# WRITTEN EXERCISE
Go through the data below. List every line that holds the word "StockCharts".

•••••

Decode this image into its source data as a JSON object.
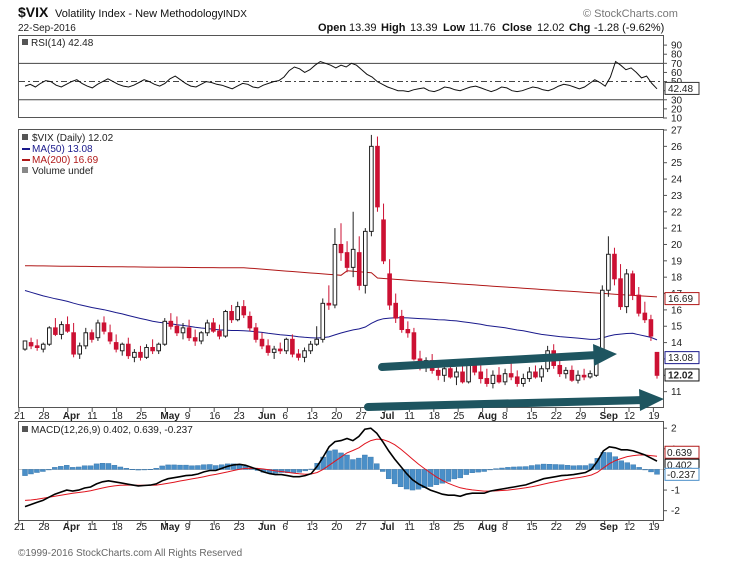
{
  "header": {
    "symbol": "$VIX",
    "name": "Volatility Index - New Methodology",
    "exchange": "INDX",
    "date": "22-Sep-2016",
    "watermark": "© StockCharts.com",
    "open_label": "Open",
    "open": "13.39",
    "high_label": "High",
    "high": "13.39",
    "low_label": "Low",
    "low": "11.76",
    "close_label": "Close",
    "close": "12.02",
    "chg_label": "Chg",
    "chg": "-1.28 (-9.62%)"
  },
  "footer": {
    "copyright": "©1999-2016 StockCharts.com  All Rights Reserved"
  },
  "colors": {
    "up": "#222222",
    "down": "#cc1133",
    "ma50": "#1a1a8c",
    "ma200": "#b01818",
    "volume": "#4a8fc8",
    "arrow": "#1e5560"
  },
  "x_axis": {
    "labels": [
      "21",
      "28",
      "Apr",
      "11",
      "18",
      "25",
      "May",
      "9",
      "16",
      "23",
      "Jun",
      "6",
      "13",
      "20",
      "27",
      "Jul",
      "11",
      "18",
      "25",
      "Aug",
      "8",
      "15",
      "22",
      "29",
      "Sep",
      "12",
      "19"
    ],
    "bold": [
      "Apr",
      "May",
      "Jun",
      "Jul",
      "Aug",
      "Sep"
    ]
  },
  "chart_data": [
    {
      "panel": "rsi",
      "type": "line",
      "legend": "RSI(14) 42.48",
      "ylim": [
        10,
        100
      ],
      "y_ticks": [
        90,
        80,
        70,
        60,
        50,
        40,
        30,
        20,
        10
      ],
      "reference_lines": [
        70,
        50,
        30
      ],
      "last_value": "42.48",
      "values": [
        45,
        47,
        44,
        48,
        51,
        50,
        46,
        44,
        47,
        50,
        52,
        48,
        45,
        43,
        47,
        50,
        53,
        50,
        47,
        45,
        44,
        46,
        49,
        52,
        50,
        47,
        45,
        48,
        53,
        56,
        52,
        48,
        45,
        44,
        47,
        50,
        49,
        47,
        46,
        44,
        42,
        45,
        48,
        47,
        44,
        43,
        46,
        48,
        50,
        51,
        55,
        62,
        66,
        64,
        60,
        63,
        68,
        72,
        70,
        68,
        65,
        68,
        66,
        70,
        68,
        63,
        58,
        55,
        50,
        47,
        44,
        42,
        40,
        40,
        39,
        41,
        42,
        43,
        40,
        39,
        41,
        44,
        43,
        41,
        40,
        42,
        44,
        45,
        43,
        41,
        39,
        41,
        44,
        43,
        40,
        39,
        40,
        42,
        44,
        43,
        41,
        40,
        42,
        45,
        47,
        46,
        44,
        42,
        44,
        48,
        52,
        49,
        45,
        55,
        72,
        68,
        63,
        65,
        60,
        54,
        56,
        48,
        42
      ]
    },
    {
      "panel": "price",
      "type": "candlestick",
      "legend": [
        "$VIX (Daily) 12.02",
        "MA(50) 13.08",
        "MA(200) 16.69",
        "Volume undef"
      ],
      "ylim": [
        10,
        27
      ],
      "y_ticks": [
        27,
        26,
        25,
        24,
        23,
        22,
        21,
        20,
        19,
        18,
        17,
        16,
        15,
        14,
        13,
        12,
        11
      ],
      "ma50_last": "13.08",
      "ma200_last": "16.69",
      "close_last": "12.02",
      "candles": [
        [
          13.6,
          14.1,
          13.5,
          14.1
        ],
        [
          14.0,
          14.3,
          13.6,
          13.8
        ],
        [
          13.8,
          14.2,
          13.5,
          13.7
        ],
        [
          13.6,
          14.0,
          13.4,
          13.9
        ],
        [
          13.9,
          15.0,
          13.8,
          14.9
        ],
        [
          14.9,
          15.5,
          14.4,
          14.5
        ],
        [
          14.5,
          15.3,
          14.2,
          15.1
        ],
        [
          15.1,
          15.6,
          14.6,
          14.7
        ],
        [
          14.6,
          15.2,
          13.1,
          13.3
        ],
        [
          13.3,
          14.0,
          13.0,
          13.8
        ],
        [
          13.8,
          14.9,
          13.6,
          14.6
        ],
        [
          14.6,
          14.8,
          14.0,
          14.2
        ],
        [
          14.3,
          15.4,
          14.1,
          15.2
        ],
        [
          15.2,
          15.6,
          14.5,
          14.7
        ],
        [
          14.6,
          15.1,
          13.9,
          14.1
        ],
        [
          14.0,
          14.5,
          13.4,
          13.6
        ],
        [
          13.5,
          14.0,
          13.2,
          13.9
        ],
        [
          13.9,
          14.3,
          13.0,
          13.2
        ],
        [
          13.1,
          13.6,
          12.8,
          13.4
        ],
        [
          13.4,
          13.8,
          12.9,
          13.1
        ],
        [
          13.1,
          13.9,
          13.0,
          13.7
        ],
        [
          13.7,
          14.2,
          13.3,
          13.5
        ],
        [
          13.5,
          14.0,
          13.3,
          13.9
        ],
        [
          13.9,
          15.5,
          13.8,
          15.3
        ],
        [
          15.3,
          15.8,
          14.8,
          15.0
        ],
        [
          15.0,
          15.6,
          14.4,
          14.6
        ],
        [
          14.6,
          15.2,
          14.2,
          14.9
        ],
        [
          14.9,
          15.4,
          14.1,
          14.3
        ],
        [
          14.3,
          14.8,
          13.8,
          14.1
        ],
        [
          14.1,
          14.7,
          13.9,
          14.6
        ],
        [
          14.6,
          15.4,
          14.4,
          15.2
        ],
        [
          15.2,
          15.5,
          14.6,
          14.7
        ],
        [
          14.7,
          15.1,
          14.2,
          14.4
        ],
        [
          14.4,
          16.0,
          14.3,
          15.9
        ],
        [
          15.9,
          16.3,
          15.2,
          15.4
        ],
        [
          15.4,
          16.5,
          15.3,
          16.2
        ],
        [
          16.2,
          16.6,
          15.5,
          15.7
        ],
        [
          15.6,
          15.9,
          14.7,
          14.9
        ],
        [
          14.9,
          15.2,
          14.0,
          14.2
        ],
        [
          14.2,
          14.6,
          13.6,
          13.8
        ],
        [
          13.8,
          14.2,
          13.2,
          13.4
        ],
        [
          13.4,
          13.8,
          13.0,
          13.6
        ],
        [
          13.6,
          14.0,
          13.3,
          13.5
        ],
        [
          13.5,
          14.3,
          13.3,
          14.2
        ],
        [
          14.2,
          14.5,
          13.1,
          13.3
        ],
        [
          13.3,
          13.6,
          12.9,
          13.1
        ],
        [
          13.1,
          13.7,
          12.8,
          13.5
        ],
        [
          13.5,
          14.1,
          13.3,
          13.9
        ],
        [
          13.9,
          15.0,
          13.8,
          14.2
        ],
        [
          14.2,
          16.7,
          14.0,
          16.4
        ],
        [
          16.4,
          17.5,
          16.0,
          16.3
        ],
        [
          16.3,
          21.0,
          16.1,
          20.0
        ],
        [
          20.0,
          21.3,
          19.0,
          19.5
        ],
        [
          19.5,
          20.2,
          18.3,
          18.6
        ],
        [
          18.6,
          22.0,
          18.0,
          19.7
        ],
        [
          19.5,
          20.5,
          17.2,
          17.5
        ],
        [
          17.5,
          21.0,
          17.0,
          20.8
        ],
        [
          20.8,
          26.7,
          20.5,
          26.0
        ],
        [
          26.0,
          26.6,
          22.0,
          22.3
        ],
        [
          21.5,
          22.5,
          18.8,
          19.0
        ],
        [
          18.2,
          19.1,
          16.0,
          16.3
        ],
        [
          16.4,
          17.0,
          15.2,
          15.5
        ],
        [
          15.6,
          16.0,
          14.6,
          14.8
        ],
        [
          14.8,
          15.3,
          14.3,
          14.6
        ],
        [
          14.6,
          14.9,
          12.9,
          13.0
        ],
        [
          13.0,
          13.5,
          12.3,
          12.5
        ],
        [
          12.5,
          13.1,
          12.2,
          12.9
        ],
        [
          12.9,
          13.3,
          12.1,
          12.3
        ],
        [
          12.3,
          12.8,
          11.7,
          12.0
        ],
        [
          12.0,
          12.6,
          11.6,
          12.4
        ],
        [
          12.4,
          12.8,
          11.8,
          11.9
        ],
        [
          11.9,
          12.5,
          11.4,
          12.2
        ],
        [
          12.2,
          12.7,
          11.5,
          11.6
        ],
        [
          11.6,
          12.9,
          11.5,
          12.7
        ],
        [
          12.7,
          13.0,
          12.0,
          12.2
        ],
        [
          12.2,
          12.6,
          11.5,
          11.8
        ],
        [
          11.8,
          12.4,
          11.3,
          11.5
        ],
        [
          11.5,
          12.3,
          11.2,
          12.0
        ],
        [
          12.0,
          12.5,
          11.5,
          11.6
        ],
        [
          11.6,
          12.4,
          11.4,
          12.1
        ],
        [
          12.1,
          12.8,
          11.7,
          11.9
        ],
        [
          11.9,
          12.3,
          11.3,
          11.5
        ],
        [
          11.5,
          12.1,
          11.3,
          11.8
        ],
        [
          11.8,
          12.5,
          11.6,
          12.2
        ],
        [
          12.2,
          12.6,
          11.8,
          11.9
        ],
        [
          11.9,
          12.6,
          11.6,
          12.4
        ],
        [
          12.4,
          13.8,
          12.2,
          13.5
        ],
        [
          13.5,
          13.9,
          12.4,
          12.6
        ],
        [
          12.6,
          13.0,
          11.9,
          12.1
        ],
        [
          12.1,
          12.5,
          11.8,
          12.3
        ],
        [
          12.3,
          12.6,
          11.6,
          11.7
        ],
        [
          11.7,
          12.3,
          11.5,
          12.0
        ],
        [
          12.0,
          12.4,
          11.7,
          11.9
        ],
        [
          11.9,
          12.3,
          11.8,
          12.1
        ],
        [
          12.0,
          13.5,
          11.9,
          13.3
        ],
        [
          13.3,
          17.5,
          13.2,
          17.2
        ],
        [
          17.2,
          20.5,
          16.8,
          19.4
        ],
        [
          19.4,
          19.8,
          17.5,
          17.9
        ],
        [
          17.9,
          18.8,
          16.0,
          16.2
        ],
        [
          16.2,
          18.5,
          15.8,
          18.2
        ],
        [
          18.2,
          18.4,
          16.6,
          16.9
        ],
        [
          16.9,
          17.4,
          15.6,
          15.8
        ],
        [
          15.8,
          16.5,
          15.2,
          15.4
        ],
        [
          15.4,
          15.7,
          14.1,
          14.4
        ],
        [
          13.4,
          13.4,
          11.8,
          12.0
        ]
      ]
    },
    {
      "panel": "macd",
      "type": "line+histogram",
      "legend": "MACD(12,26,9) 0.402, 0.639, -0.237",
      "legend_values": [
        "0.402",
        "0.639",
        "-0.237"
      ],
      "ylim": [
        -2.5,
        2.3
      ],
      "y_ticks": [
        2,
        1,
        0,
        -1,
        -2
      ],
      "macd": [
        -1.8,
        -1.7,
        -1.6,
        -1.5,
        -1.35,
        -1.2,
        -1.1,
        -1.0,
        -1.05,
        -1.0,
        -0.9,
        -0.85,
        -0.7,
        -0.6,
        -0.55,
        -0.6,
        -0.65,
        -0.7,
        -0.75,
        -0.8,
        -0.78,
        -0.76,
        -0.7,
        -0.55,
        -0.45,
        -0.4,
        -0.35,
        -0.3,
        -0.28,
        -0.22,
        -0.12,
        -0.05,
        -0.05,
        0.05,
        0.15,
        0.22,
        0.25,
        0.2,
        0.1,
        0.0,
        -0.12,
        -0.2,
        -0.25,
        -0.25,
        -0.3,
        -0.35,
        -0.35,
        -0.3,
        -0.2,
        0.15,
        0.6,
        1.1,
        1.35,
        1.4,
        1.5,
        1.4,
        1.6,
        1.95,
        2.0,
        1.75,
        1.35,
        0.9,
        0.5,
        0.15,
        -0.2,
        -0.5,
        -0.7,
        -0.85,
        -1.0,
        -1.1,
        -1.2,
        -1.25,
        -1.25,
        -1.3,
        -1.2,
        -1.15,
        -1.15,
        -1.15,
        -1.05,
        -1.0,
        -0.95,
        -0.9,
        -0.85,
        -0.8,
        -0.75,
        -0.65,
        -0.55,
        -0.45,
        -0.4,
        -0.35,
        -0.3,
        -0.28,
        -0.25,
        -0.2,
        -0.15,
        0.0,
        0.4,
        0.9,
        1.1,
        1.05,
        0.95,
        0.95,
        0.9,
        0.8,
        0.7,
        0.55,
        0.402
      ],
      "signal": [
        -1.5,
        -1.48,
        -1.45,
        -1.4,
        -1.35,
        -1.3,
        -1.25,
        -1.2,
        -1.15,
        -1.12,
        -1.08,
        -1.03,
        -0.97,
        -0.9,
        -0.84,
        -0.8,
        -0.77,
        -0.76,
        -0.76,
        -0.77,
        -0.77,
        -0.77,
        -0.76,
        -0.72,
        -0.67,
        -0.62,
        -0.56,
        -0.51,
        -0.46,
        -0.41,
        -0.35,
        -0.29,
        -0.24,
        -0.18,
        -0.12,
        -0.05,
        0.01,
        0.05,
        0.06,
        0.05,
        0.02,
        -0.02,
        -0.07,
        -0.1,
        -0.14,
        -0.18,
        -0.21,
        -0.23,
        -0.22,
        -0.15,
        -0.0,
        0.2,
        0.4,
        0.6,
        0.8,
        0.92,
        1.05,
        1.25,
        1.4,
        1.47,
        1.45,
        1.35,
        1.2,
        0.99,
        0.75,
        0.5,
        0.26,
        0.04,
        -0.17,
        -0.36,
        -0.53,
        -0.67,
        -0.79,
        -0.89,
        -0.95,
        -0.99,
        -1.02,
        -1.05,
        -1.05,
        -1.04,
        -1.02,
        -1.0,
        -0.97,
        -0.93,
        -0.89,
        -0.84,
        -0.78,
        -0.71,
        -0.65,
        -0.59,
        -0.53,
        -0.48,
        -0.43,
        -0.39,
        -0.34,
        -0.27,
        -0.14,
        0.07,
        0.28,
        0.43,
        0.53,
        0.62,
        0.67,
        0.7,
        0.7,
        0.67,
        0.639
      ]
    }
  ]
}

•••••

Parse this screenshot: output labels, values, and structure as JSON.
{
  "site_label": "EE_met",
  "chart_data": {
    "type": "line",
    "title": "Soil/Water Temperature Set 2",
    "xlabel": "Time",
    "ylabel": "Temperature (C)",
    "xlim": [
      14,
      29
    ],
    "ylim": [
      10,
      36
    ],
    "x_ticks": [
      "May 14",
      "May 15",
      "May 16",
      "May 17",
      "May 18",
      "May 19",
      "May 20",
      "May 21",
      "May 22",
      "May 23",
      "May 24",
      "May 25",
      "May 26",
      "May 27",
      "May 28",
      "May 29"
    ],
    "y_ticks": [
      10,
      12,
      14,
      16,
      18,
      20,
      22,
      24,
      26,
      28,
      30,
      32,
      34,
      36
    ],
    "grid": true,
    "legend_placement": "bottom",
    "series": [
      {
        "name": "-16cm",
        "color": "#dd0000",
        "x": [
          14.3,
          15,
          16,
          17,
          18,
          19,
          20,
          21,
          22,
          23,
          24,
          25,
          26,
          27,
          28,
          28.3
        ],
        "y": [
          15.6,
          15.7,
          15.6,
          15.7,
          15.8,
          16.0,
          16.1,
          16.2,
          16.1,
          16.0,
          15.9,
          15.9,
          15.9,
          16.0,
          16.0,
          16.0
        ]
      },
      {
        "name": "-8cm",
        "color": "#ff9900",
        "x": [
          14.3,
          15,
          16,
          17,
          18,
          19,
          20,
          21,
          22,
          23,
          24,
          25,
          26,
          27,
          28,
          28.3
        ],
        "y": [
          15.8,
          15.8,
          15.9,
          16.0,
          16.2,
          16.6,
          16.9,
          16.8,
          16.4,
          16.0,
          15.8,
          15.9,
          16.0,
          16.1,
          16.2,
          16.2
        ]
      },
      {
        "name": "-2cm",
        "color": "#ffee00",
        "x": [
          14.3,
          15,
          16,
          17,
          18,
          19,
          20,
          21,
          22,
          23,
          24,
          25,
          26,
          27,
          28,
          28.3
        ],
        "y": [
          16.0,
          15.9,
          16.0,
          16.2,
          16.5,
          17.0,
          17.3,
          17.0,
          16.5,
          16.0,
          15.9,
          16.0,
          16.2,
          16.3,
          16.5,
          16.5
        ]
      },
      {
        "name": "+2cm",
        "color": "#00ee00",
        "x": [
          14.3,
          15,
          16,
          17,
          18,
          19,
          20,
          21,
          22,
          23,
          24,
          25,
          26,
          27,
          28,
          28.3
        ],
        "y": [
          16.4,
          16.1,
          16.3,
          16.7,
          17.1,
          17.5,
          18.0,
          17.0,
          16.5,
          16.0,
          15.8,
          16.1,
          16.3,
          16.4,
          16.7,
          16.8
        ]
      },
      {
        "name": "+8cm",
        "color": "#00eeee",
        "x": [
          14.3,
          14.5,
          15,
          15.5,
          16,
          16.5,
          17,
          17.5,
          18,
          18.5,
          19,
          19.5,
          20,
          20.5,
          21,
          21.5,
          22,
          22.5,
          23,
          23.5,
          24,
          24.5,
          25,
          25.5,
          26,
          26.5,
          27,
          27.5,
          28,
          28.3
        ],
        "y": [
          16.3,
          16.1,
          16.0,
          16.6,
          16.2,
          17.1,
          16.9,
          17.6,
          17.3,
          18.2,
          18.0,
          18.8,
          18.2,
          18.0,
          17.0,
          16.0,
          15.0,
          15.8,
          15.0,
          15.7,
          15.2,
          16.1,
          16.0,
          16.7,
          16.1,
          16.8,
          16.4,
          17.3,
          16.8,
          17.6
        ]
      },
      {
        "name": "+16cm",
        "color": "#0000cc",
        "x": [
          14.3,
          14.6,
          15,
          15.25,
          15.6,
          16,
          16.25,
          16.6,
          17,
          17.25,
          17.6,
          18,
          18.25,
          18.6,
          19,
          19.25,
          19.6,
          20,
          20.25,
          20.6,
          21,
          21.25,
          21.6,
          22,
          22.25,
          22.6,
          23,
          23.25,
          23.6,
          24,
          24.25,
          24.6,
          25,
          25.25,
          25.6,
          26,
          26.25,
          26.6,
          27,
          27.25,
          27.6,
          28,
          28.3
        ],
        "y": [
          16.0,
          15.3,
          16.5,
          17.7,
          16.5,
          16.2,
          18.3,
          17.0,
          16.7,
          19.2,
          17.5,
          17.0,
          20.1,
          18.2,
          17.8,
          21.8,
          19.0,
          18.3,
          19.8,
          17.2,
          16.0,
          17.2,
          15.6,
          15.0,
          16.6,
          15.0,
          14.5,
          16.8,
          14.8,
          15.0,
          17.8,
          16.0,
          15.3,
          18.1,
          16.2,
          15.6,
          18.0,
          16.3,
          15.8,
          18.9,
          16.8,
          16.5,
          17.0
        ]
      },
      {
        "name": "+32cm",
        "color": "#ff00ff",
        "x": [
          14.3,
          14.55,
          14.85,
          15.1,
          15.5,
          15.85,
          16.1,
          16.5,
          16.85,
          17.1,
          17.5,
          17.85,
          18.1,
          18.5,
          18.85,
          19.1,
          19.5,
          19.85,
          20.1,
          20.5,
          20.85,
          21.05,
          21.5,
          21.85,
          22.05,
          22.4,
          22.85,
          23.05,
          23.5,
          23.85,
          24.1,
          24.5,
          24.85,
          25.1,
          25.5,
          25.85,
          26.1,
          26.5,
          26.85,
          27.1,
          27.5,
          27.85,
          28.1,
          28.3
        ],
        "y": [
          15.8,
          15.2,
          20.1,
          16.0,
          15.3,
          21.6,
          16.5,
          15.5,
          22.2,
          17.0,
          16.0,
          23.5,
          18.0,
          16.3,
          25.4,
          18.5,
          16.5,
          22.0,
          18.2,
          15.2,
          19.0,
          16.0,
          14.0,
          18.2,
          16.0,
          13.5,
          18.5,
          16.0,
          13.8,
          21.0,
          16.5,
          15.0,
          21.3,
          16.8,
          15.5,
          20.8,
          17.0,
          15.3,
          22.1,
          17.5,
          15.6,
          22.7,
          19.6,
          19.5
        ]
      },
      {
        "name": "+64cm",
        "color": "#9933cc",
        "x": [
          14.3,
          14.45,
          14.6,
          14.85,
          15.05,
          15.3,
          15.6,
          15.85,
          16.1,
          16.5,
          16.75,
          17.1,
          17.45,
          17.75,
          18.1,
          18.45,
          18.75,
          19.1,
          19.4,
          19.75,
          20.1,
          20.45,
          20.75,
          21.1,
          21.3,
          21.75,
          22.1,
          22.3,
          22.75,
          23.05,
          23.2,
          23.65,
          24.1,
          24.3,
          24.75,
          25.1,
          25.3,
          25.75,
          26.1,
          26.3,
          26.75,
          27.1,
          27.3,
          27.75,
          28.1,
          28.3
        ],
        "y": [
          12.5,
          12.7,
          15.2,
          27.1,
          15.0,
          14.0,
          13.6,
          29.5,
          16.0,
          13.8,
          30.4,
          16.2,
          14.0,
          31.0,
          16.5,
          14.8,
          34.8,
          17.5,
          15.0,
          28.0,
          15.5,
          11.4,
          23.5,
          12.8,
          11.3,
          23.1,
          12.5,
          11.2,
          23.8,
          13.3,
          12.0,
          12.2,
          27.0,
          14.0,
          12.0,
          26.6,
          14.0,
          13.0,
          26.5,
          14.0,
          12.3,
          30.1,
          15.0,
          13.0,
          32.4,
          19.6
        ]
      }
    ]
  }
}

•••••

# ANSWER IN FULL
    "watermark": "© StockCharts.com",
    "copyright": "©1999-2016 StockCharts.com  All Rights Reserved"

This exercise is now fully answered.